_INSTRUCTIONS FOR THE TASK_.
Copy every record that follows, word for word.

────────────────────────────────────────

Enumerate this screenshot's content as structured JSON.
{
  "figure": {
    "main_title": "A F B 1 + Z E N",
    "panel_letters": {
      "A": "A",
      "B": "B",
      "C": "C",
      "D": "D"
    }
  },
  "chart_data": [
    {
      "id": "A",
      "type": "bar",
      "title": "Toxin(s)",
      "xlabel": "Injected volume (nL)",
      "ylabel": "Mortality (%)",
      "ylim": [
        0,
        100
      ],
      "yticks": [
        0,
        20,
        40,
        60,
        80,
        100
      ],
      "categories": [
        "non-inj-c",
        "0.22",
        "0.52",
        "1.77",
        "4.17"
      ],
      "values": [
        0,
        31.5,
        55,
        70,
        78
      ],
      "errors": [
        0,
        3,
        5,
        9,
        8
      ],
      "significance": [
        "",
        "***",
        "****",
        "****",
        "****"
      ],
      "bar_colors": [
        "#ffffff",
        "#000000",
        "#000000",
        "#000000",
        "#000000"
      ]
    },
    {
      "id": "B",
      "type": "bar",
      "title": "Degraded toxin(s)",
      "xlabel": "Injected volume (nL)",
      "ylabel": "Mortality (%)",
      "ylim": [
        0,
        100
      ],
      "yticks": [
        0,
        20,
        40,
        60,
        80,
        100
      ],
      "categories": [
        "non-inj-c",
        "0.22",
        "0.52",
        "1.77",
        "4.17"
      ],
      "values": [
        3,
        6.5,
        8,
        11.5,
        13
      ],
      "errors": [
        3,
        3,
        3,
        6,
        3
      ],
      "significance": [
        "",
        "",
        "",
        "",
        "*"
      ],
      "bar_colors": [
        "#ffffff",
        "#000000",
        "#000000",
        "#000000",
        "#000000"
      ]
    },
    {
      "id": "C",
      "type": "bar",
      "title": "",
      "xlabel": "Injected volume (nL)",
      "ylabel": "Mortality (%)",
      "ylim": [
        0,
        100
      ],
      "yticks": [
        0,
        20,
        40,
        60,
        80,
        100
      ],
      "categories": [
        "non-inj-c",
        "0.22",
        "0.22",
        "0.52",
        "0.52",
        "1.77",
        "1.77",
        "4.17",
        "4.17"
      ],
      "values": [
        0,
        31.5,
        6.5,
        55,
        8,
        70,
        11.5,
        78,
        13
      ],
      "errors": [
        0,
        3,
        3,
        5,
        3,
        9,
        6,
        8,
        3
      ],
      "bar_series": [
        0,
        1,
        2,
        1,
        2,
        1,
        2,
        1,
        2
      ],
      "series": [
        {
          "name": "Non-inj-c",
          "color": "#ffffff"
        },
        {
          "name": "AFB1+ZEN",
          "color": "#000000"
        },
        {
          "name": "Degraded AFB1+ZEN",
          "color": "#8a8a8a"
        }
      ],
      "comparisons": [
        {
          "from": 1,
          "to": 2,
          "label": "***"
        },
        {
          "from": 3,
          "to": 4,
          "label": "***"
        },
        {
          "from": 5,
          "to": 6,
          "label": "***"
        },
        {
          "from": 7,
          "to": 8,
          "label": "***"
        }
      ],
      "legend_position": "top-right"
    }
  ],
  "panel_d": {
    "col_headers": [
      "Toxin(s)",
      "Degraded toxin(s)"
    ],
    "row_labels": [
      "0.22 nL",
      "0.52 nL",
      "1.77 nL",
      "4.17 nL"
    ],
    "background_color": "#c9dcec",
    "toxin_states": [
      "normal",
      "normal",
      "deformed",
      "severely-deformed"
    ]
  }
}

────────────────────────────────────────

_EXERCISE RESPONSE_.
Enumerate this screenshot's content as structured JSON.
{
  "figure": {
    "main_title": "A F B 1 + Z E N",
    "panel_letters": {
      "A": "A",
      "B": "B",
      "C": "C",
      "D": "D"
    }
  },
  "chart_data": [
    {
      "id": "A",
      "type": "bar",
      "title": "Toxin(s)",
      "xlabel": "Injected volume (nL)",
      "ylabel": "Mortality (%)",
      "ylim": [
        0,
        100
      ],
      "yticks": [
        0,
        20,
        40,
        60,
        80,
        100
      ],
      "categories": [
        "non-inj-c",
        "0.22",
        "0.52",
        "1.77",
        "4.17"
      ],
      "values": [
        0,
        31.5,
        55,
        70,
        78
      ],
      "errors": [
        0,
        3,
        5,
        9,
        8
      ],
      "significance": [
        "",
        "***",
        "****",
        "****",
        "****"
      ],
      "bar_colors": [
        "#ffffff",
        "#000000",
        "#000000",
        "#000000",
        "#000000"
      ]
    },
    {
      "id": "B",
      "type": "bar",
      "title": "Degraded toxin(s)",
      "xlabel": "Injected volume (nL)",
      "ylabel": "Mortality (%)",
      "ylim": [
        0,
        100
      ],
      "yticks": [
        0,
        20,
        40,
        60,
        80,
        100
      ],
      "categories": [
        "non-inj-c",
        "0.22",
        "0.52",
        "1.77",
        "4.17"
      ],
      "values": [
        3,
        6.5,
        8,
        11.5,
        13
      ],
      "errors": [
        3,
        3,
        3,
        6,
        3
      ],
      "significance": [
        "",
        "",
        "",
        "",
        "*"
      ],
      "bar_colors": [
        "#ffffff",
        "#000000",
        "#000000",
        "#000000",
        "#000000"
      ]
    },
    {
      "id": "C",
      "type": "bar",
      "title": "",
      "xlabel": "Injected volume (nL)",
      "ylabel": "Mortality (%)",
      "ylim": [
        0,
        100
      ],
      "yticks": [
        0,
        20,
        40,
        60,
        80,
        100
      ],
      "categories": [
        "non-inj-c",
        "0.22",
        "0.22",
        "0.52",
        "0.52",
        "1.77",
        "1.77",
        "4.17",
        "4.17"
      ],
      "values": [
        0,
        31.5,
        6.5,
        55,
        8,
        70,
        11.5,
        78,
        13
      ],
      "errors": [
        0,
        3,
        3,
        5,
        3,
        9,
        6,
        8,
        3
      ],
      "bar_series": [
        0,
        1,
        2,
        1,
        2,
        1,
        2,
        1,
        2
      ],
      "series": [
        {
          "name": "Non-inj-c",
          "color": "#ffffff"
        },
        {
          "name": "AFB1+ZEN",
          "color": "#000000"
        },
        {
          "name": "Degraded AFB1+ZEN",
          "color": "#8a8a8a"
        }
      ],
      "comparisons": [
        {
          "from": 1,
          "to": 2,
          "label": "***"
        },
        {
          "from": 3,
          "to": 4,
          "label": "***"
        },
        {
          "from": 5,
          "to": 6,
          "label": "***"
        },
        {
          "from": 7,
          "to": 8,
          "label": "***"
        }
      ],
      "legend_position": "top-right"
    }
  ],
  "panel_d": {
    "col_headers": [
      "Toxin(s)",
      "Degraded toxin(s)"
    ],
    "row_labels": [
      "0.22 nL",
      "0.52 nL",
      "1.77 nL",
      "4.17 nL"
    ],
    "background_color": "#c9dcec",
    "toxin_states": [
      "normal",
      "normal",
      "deformed",
      "severely-deformed"
    ]
  }
}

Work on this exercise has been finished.